__WHAT IS REQUIRED__
Wherever the string "color" appears in the listing, copy that line.

(Rows from a figure dataset)
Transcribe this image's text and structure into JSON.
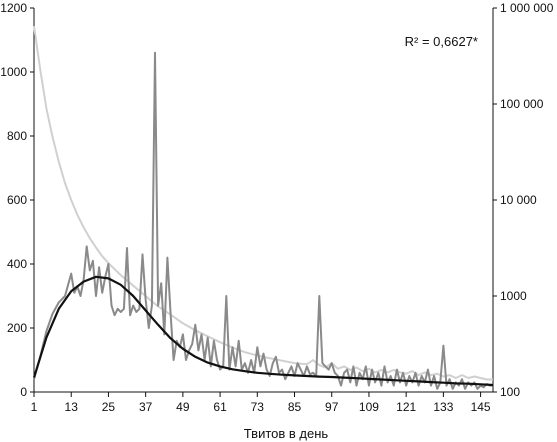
{
  "chart_data": {
    "type": "line",
    "title": "",
    "xlabel": "Твитов в день",
    "ylabel": "",
    "xlim": [
      1,
      149
    ],
    "ylim": [
      0,
      1200
    ],
    "y2lim": [
      100,
      1000000
    ],
    "y2_scale": "log",
    "x_ticks": [
      "1",
      "13",
      "25",
      "37",
      "49",
      "61",
      "73",
      "85",
      "97",
      "109",
      "121",
      "133",
      "145"
    ],
    "y_ticks": [
      "0",
      "200",
      "400",
      "600",
      "800",
      "1000",
      "1200"
    ],
    "y2_ticks": [
      "100",
      "1000",
      "10 000",
      "100 000",
      "1 000 000"
    ],
    "annotation": "R² = 0,6627*",
    "grid": false,
    "legend": "none",
    "series": [
      {
        "axis": "left",
        "color": "#8a8a8a",
        "points": [
          [
            1,
            40
          ],
          [
            3,
            110
          ],
          [
            5,
            190
          ],
          [
            7,
            245
          ],
          [
            9,
            280
          ],
          [
            11,
            300
          ],
          [
            13,
            370
          ],
          [
            14,
            310
          ],
          [
            15,
            330
          ],
          [
            16,
            300
          ],
          [
            17,
            350
          ],
          [
            18,
            455
          ],
          [
            19,
            380
          ],
          [
            20,
            410
          ],
          [
            21,
            300
          ],
          [
            22,
            390
          ],
          [
            23,
            310
          ],
          [
            24,
            360
          ],
          [
            25,
            400
          ],
          [
            26,
            270
          ],
          [
            27,
            240
          ],
          [
            28,
            260
          ],
          [
            29,
            250
          ],
          [
            30,
            260
          ],
          [
            31,
            450
          ],
          [
            32,
            240
          ],
          [
            33,
            270
          ],
          [
            34,
            250
          ],
          [
            35,
            260
          ],
          [
            36,
            430
          ],
          [
            37,
            290
          ],
          [
            38,
            200
          ],
          [
            39,
            270
          ],
          [
            40,
            1060
          ],
          [
            41,
            270
          ],
          [
            42,
            340
          ],
          [
            43,
            180
          ],
          [
            44,
            420
          ],
          [
            45,
            250
          ],
          [
            46,
            100
          ],
          [
            47,
            160
          ],
          [
            48,
            140
          ],
          [
            49,
            180
          ],
          [
            50,
            100
          ],
          [
            51,
            130
          ],
          [
            52,
            150
          ],
          [
            53,
            210
          ],
          [
            54,
            130
          ],
          [
            55,
            180
          ],
          [
            56,
            100
          ],
          [
            57,
            170
          ],
          [
            58,
            80
          ],
          [
            59,
            160
          ],
          [
            60,
            100
          ],
          [
            61,
            70
          ],
          [
            62,
            80
          ],
          [
            63,
            300
          ],
          [
            64,
            70
          ],
          [
            65,
            140
          ],
          [
            66,
            80
          ],
          [
            67,
            160
          ],
          [
            68,
            70
          ],
          [
            69,
            90
          ],
          [
            70,
            60
          ],
          [
            71,
            100
          ],
          [
            72,
            60
          ],
          [
            73,
            140
          ],
          [
            74,
            80
          ],
          [
            75,
            120
          ],
          [
            76,
            70
          ],
          [
            77,
            50
          ],
          [
            78,
            90
          ],
          [
            79,
            110
          ],
          [
            80,
            60
          ],
          [
            81,
            70
          ],
          [
            82,
            40
          ],
          [
            83,
            60
          ],
          [
            84,
            80
          ],
          [
            85,
            50
          ],
          [
            86,
            90
          ],
          [
            87,
            70
          ],
          [
            88,
            50
          ],
          [
            89,
            80
          ],
          [
            90,
            55
          ],
          [
            91,
            60
          ],
          [
            92,
            50
          ],
          [
            93,
            300
          ],
          [
            94,
            90
          ],
          [
            95,
            80
          ],
          [
            96,
            70
          ],
          [
            97,
            90
          ],
          [
            98,
            60
          ],
          [
            99,
            50
          ],
          [
            100,
            20
          ],
          [
            101,
            60
          ],
          [
            102,
            70
          ],
          [
            103,
            30
          ],
          [
            104,
            80
          ],
          [
            105,
            20
          ],
          [
            106,
            60
          ],
          [
            107,
            40
          ],
          [
            108,
            80
          ],
          [
            109,
            20
          ],
          [
            110,
            70
          ],
          [
            111,
            30
          ],
          [
            112,
            60
          ],
          [
            113,
            20
          ],
          [
            114,
            80
          ],
          [
            115,
            30
          ],
          [
            116,
            50
          ],
          [
            117,
            20
          ],
          [
            118,
            70
          ],
          [
            119,
            30
          ],
          [
            120,
            60
          ],
          [
            121,
            20
          ],
          [
            122,
            50
          ],
          [
            123,
            30
          ],
          [
            124,
            60
          ],
          [
            125,
            20
          ],
          [
            126,
            50
          ],
          [
            127,
            30
          ],
          [
            128,
            70
          ],
          [
            129,
            20
          ],
          [
            130,
            50
          ],
          [
            131,
            10
          ],
          [
            132,
            30
          ],
          [
            133,
            145
          ],
          [
            134,
            20
          ],
          [
            135,
            40
          ],
          [
            136,
            10
          ],
          [
            137,
            30
          ],
          [
            138,
            20
          ],
          [
            139,
            40
          ],
          [
            140,
            10
          ],
          [
            141,
            30
          ],
          [
            142,
            20
          ],
          [
            143,
            30
          ],
          [
            144,
            10
          ],
          [
            145,
            20
          ],
          [
            146,
            15
          ],
          [
            147,
            25
          ],
          [
            148,
            20
          ],
          [
            149,
            20
          ]
        ]
      },
      {
        "axis": "left",
        "color": "#111111",
        "points": [
          [
            1,
            45
          ],
          [
            5,
            170
          ],
          [
            9,
            260
          ],
          [
            13,
            315
          ],
          [
            17,
            345
          ],
          [
            21,
            360
          ],
          [
            25,
            355
          ],
          [
            29,
            335
          ],
          [
            33,
            300
          ],
          [
            37,
            255
          ],
          [
            41,
            210
          ],
          [
            45,
            168
          ],
          [
            49,
            135
          ],
          [
            53,
            110
          ],
          [
            57,
            92
          ],
          [
            61,
            80
          ],
          [
            65,
            71
          ],
          [
            69,
            65
          ],
          [
            73,
            60
          ],
          [
            77,
            57
          ],
          [
            81,
            54
          ],
          [
            85,
            52
          ],
          [
            89,
            50
          ],
          [
            93,
            48
          ],
          [
            97,
            47
          ],
          [
            101,
            45
          ],
          [
            105,
            43
          ],
          [
            109,
            41
          ],
          [
            113,
            39
          ],
          [
            117,
            37
          ],
          [
            121,
            35
          ],
          [
            125,
            33
          ],
          [
            129,
            31
          ],
          [
            133,
            29
          ],
          [
            137,
            27
          ],
          [
            141,
            26
          ],
          [
            145,
            24
          ],
          [
            149,
            22
          ]
        ]
      },
      {
        "axis": "right",
        "color": "#d0d0d0",
        "points": [
          [
            1,
            650000
          ],
          [
            3,
            230000
          ],
          [
            5,
            90000
          ],
          [
            7,
            45000
          ],
          [
            9,
            25000
          ],
          [
            11,
            15000
          ],
          [
            13,
            10000
          ],
          [
            15,
            7000
          ],
          [
            17,
            5200
          ],
          [
            19,
            4000
          ],
          [
            21,
            3200
          ],
          [
            23,
            2600
          ],
          [
            25,
            2200
          ],
          [
            27,
            1900
          ],
          [
            29,
            1650
          ],
          [
            31,
            1450
          ],
          [
            33,
            1280
          ],
          [
            35,
            1130
          ],
          [
            37,
            1000
          ],
          [
            39,
            880
          ],
          [
            41,
            780
          ],
          [
            45,
            640
          ],
          [
            49,
            520
          ],
          [
            53,
            440
          ],
          [
            57,
            380
          ],
          [
            61,
            330
          ],
          [
            65,
            290
          ],
          [
            69,
            260
          ],
          [
            73,
            240
          ],
          [
            77,
            225
          ],
          [
            81,
            212
          ],
          [
            85,
            200
          ],
          [
            89,
            195
          ],
          [
            91,
            215
          ],
          [
            93,
            190
          ],
          [
            95,
            180
          ],
          [
            97,
            200
          ],
          [
            99,
            175
          ],
          [
            101,
            185
          ],
          [
            103,
            170
          ],
          [
            105,
            180
          ],
          [
            107,
            165
          ],
          [
            109,
            175
          ],
          [
            111,
            160
          ],
          [
            113,
            170
          ],
          [
            115,
            160
          ],
          [
            117,
            170
          ],
          [
            119,
            160
          ],
          [
            121,
            155
          ],
          [
            123,
            165
          ],
          [
            125,
            150
          ],
          [
            127,
            160
          ],
          [
            129,
            150
          ],
          [
            131,
            155
          ],
          [
            133,
            145
          ],
          [
            135,
            150
          ],
          [
            137,
            140
          ],
          [
            139,
            150
          ],
          [
            141,
            140
          ],
          [
            143,
            145
          ],
          [
            145,
            140
          ],
          [
            147,
            135
          ],
          [
            149,
            135
          ]
        ]
      }
    ]
  }
}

__SOLUTION FOR THIS TASK__
        "color": "#8a8a8a",
        "color": "#111111",
        "color": "#d0d0d0",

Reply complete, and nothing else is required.